[Problem to solve]:
Write the next part of the forum post about a husband's anxiety and medication during a vacation, picking up after its final sentence.

[Text for analysis]:
───
This is slightly different, but my DH struggles with anxiety and takes medication to fly. He took a little too much of it on our flight down and his brain, body, and subsequently his mind were extremely effected by this misstep for the entire week of our trip. He was also anxious and stressed due to us buying a house in the middle of all this and recent work travel he accompanied me on two weeks prior.
We had to cancel many ADRs, I counseled and coached him the whole time, took things super slow if we even went to a park, and to be honest while he napped in the middle of the day in our room I just cried on the balcony for a while. I did was so emotional selfishly because I wanted he and I to enjoy ourselves and be carefree, in release of the stress of the house, and of course mostly for him that he was struggling so much and was not enjoying a vacation he really needed and deserved. Instead, he was beyond miserable.
───
(Entries drawn from a collection)

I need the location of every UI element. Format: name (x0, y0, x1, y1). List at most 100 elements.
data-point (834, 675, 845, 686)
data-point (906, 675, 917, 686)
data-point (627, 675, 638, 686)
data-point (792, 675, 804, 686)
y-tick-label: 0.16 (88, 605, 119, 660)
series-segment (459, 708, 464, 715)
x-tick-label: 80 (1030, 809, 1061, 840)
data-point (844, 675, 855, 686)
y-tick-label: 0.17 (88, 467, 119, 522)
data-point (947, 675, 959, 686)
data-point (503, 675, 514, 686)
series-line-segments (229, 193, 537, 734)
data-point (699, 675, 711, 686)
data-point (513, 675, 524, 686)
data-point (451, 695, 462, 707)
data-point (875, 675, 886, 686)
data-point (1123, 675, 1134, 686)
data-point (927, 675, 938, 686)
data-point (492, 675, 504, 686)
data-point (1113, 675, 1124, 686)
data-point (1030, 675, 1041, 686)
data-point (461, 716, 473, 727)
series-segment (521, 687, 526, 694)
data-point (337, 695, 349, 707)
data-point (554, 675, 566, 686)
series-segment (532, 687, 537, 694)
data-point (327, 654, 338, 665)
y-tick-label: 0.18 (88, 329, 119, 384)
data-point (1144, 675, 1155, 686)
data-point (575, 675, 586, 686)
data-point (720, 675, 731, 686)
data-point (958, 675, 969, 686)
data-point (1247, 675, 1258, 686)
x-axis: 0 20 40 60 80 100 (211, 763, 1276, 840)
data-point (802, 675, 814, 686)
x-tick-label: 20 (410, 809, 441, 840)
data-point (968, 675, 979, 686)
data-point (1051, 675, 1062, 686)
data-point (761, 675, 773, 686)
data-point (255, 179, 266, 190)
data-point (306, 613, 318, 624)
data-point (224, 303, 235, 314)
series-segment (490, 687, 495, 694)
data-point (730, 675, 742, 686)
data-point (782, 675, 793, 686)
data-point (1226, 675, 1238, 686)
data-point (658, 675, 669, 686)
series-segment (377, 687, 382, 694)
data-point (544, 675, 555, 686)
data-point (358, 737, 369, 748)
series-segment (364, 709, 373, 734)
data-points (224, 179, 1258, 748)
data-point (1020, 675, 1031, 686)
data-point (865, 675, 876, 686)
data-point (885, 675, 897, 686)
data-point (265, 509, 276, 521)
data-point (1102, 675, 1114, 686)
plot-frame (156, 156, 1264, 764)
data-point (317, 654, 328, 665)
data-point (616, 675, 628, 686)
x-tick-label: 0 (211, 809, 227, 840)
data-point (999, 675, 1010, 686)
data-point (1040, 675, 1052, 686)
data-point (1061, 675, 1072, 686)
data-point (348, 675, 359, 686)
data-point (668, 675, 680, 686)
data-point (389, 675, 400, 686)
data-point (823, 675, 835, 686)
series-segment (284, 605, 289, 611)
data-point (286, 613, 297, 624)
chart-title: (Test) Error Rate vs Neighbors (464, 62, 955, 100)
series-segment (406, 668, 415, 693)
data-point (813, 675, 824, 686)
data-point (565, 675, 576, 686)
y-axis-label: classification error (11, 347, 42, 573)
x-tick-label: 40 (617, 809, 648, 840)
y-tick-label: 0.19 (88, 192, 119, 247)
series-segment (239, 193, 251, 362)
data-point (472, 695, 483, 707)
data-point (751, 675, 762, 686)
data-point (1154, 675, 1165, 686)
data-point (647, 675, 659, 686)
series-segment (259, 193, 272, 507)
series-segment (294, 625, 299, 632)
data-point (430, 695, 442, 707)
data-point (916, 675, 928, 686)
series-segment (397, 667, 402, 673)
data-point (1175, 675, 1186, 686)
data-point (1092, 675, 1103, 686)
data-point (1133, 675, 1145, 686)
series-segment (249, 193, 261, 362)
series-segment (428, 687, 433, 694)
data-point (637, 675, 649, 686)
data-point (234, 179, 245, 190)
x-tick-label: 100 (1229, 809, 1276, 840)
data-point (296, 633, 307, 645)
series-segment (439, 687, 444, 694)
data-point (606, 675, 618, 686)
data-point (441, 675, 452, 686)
───
[Response to this task]:
He ended up pushing himself to leave the room and got a hair better, but truthfully I survived the trip by creating my own happiness and enjoyment in my own head as I couldn't really share it with him like on rides, singing along to happy songs, and through little experiences like being really present while taking in my favorite sites or smiling my face off in the dark on my favorite rides. I made the choice to enjoy myself.
It was hard but if it's the worst thing we encounter, we are pretty lucky people. But yikes I hope it never happens again. I'd rather have a cold the whole time.